■ TO DO: Look for "hard" in each line of the entries, and return the matching lines.

# Start of RECORDED DATA

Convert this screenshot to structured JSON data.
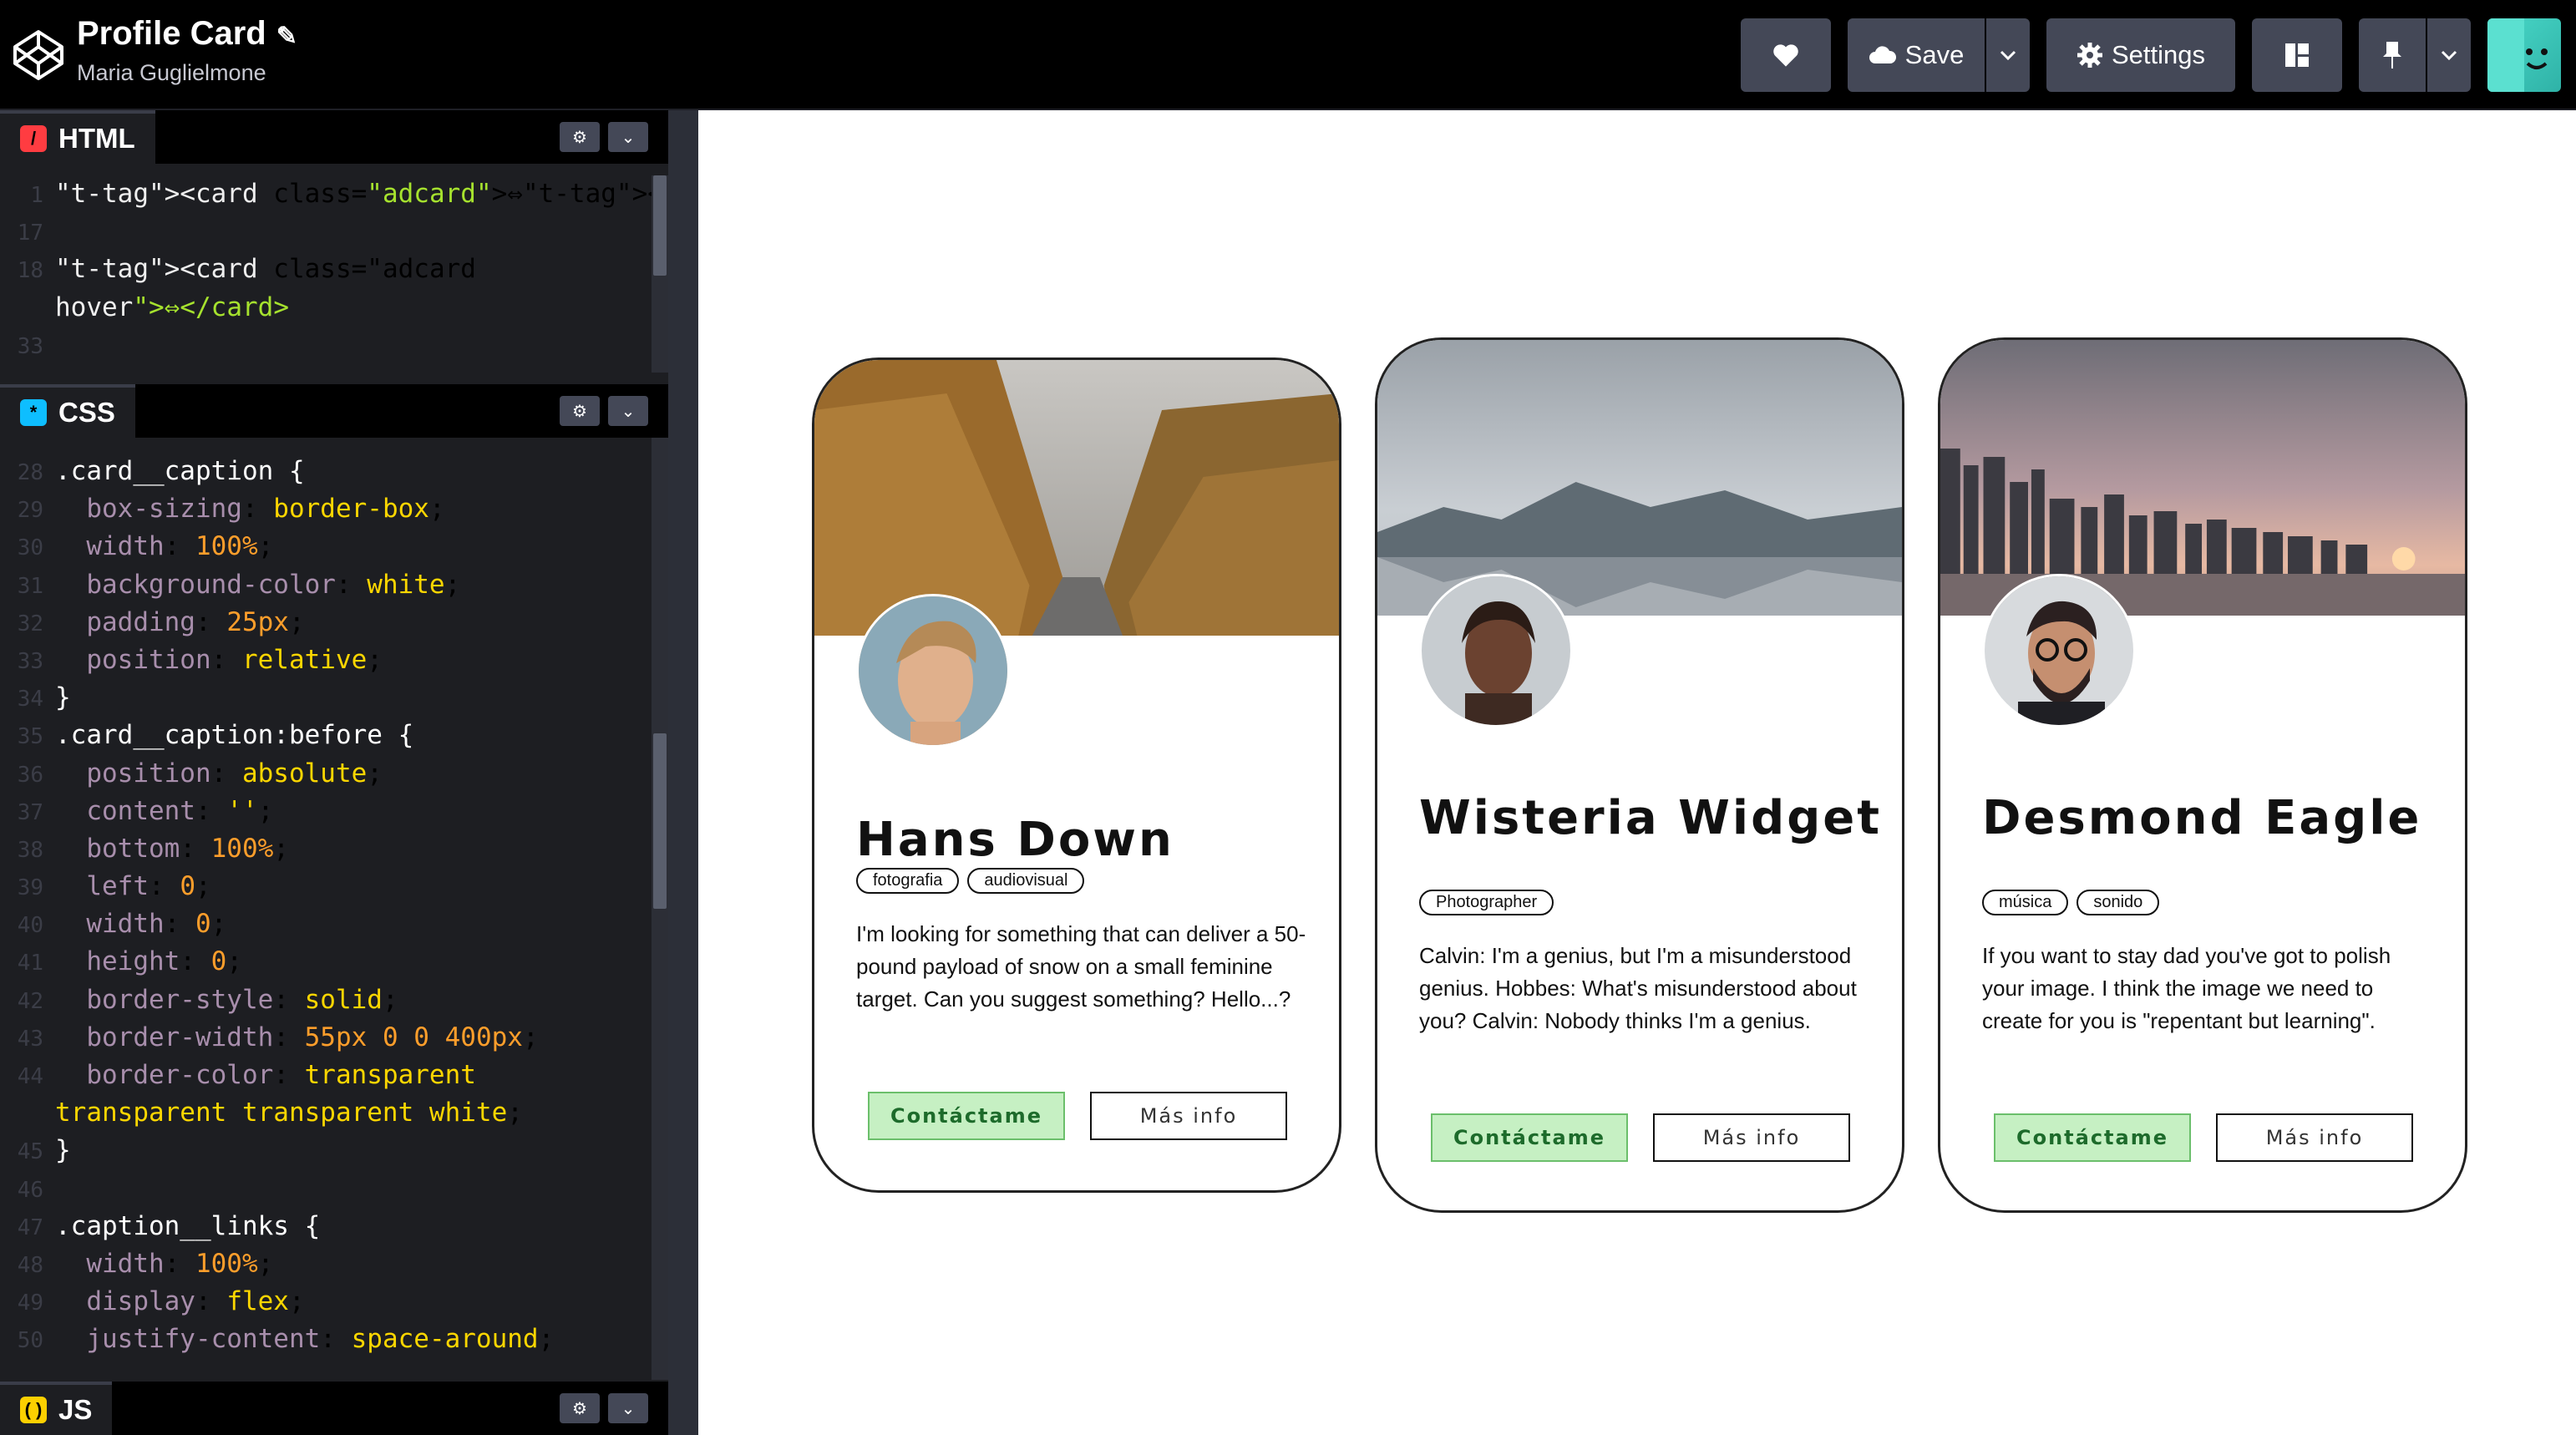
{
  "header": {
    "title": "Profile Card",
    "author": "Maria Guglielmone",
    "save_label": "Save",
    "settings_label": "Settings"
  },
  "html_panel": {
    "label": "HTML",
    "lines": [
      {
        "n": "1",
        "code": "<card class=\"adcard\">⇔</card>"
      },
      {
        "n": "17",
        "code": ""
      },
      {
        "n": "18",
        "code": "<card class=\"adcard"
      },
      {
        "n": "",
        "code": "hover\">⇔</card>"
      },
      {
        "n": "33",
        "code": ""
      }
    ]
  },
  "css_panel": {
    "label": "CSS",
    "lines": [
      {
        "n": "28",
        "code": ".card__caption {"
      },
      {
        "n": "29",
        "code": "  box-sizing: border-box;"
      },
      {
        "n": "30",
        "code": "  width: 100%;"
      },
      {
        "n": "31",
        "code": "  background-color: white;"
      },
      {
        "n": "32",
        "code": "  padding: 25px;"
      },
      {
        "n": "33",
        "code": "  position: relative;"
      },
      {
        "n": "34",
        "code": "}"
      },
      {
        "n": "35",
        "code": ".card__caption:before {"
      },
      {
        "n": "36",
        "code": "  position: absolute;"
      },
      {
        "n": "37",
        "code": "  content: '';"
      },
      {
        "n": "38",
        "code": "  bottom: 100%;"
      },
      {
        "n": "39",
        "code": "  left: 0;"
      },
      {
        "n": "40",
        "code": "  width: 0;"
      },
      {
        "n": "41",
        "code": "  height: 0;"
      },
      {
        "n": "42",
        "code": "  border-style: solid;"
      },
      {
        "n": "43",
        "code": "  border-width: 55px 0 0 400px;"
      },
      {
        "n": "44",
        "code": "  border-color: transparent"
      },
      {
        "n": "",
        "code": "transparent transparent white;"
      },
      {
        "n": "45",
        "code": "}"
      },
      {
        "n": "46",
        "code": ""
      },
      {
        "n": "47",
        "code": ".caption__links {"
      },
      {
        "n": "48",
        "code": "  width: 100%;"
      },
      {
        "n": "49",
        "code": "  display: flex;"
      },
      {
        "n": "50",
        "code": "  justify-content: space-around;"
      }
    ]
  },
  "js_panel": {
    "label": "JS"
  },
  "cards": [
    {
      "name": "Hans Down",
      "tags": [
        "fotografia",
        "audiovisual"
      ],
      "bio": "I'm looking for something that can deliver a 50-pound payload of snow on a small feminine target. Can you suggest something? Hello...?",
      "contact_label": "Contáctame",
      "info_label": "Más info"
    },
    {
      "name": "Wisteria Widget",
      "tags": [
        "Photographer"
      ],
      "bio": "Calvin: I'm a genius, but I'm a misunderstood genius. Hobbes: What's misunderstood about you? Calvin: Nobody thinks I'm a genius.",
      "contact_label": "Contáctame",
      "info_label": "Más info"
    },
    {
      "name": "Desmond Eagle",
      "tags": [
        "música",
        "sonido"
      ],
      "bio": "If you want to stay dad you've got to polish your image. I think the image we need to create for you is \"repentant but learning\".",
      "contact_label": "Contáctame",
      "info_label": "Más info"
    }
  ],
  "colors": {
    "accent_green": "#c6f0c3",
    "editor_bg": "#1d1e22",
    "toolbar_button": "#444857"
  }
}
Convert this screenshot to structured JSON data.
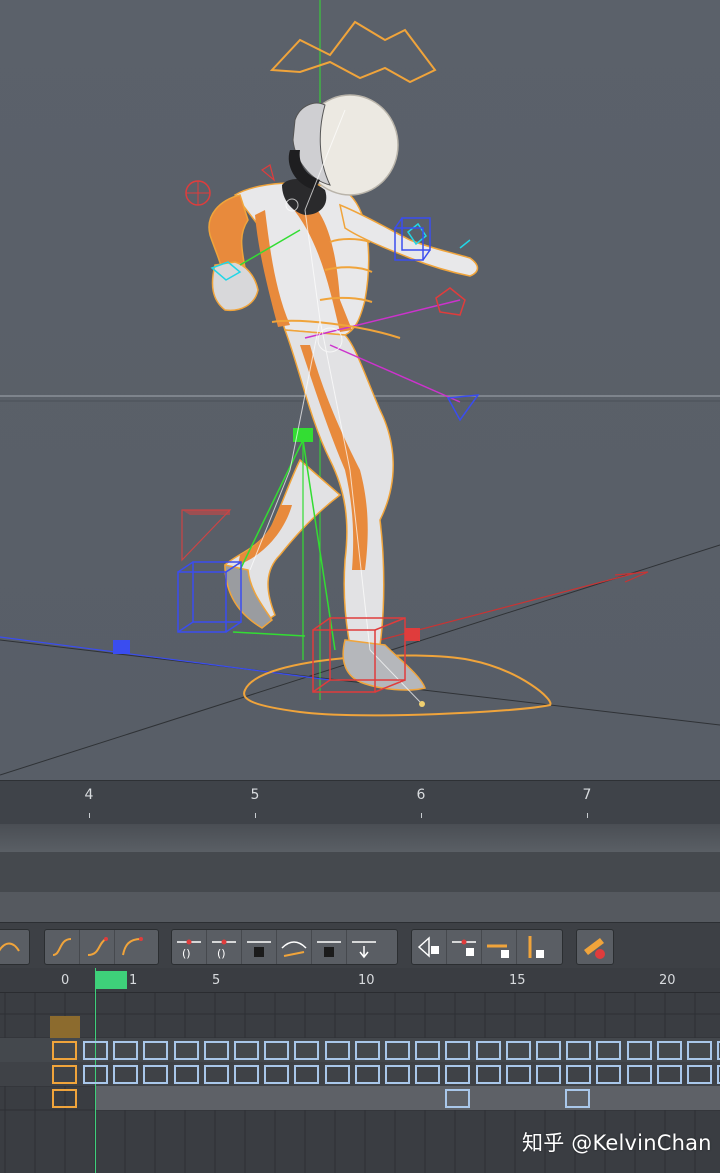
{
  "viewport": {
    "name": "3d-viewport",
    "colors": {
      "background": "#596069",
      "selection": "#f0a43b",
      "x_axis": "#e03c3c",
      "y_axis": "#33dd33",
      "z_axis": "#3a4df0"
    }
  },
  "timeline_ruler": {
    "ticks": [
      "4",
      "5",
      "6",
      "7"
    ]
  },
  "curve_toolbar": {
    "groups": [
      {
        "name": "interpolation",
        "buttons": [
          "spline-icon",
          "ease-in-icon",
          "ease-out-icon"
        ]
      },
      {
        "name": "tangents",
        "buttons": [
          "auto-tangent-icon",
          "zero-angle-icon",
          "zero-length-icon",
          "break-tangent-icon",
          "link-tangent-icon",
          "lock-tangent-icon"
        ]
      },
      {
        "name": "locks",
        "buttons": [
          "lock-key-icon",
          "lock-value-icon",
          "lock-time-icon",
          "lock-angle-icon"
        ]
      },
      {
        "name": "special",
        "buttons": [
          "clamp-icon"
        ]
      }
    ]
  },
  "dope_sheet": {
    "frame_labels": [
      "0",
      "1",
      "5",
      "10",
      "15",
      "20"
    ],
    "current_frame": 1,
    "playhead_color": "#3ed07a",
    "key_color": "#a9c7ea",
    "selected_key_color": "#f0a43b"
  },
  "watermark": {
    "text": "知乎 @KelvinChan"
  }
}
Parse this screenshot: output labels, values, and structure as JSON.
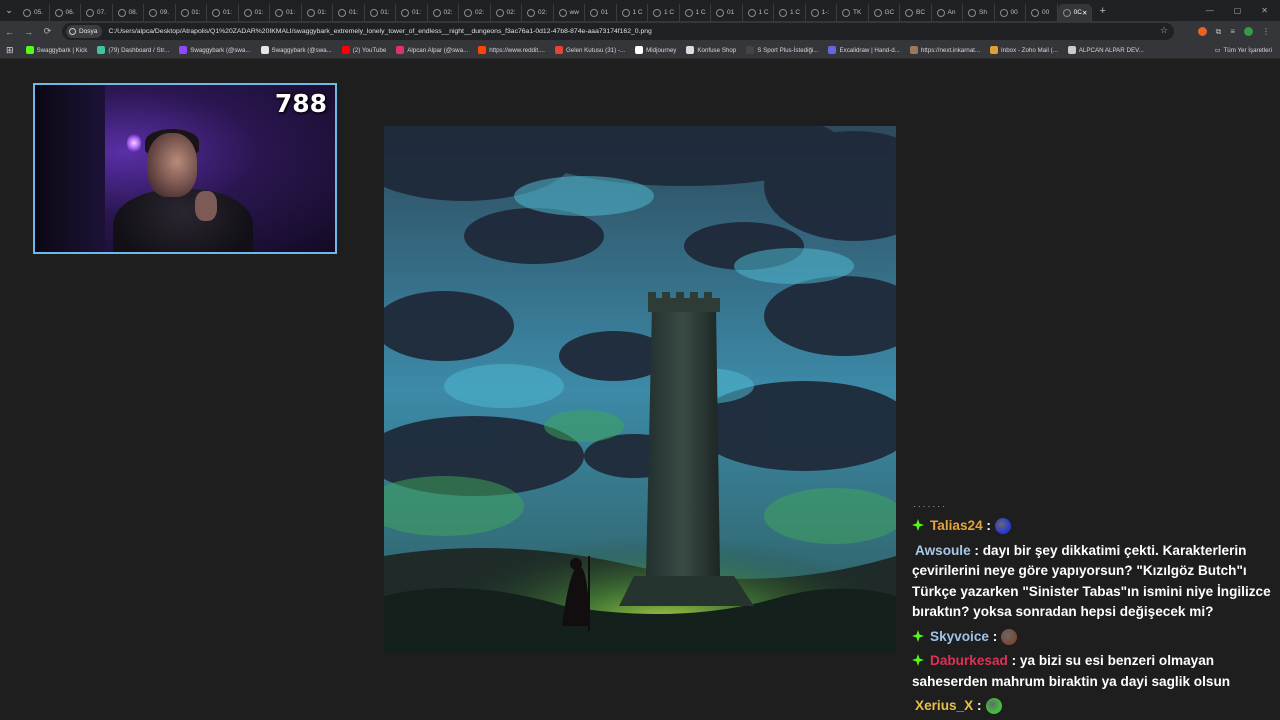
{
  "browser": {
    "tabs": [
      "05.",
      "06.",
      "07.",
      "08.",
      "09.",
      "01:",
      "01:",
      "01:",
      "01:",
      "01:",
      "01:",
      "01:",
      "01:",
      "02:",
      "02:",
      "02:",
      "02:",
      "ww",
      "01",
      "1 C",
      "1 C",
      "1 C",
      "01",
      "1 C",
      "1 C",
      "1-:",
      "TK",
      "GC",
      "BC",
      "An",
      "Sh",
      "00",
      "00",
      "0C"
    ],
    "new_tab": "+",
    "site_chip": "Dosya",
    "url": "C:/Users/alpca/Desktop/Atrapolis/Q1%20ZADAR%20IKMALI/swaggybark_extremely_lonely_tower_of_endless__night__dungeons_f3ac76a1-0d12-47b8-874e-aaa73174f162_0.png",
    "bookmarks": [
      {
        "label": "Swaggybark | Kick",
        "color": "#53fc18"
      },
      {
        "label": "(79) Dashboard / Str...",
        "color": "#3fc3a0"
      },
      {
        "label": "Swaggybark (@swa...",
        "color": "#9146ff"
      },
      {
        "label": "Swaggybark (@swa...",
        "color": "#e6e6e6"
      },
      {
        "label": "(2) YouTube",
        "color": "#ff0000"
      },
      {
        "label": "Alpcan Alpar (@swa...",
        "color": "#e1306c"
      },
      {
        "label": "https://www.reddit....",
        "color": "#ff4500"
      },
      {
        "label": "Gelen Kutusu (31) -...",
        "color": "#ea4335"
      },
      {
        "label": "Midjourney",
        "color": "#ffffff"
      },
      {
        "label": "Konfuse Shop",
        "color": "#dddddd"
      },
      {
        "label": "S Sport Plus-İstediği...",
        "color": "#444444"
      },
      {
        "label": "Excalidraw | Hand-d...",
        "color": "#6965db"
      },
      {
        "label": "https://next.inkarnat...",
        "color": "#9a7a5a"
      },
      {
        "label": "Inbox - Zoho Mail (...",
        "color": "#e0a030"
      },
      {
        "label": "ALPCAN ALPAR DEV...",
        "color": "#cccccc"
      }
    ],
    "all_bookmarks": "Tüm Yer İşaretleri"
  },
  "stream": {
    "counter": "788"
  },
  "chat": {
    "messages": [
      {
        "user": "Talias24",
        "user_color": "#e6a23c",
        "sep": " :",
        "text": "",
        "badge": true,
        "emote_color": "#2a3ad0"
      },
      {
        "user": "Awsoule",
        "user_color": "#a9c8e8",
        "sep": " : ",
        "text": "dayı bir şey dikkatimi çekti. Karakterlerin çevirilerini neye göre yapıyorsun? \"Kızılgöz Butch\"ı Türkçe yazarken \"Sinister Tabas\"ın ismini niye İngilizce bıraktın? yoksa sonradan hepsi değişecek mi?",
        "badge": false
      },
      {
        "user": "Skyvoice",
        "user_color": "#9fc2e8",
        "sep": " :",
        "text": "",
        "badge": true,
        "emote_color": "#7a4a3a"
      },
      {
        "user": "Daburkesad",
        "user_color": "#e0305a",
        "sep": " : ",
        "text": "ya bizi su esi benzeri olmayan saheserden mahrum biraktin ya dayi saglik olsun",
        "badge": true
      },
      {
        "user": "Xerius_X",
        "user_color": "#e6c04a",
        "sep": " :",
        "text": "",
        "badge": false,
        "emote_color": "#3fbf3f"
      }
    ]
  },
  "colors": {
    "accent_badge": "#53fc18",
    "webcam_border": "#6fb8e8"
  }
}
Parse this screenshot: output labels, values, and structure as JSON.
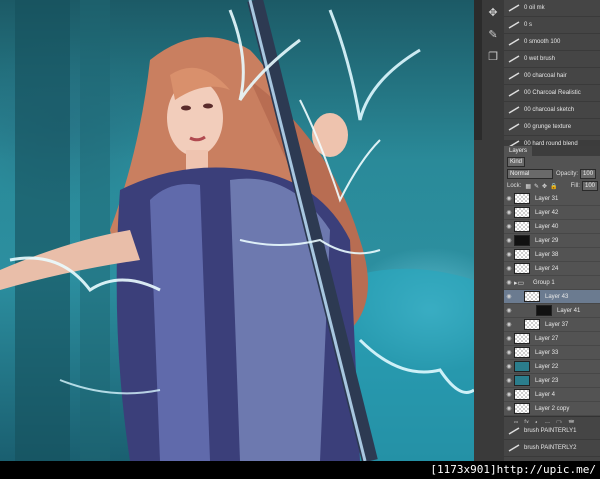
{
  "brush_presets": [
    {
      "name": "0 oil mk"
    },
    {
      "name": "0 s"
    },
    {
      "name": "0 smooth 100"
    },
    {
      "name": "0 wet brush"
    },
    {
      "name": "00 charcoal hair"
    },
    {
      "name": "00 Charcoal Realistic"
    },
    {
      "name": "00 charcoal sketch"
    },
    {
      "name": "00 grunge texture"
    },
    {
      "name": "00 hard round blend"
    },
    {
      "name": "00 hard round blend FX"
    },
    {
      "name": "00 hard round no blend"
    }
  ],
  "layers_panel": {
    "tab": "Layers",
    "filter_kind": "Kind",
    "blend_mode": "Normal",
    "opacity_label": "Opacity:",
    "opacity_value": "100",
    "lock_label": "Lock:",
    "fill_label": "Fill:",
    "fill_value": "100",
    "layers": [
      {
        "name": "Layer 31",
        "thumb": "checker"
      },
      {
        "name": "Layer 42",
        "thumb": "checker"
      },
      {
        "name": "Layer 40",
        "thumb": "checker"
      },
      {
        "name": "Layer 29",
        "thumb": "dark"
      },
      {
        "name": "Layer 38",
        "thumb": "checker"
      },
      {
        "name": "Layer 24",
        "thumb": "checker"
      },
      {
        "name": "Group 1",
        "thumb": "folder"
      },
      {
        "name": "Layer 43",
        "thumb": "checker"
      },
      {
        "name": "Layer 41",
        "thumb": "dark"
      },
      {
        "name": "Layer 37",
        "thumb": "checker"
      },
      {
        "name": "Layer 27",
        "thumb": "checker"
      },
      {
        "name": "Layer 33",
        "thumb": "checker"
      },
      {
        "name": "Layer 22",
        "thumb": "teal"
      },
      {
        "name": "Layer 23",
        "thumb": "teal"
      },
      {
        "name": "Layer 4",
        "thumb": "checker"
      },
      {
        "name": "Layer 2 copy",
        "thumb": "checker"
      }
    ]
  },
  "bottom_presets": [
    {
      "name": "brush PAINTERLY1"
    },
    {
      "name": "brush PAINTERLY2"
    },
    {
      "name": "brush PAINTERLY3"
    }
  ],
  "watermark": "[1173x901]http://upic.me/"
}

# End of RECORDED DATA

■ SOLUTION TO THE EXERCISE:
      "name": "00 hard round blend"
      "name": "00 hard round blend FX"
      "name": "00 hard round no blend"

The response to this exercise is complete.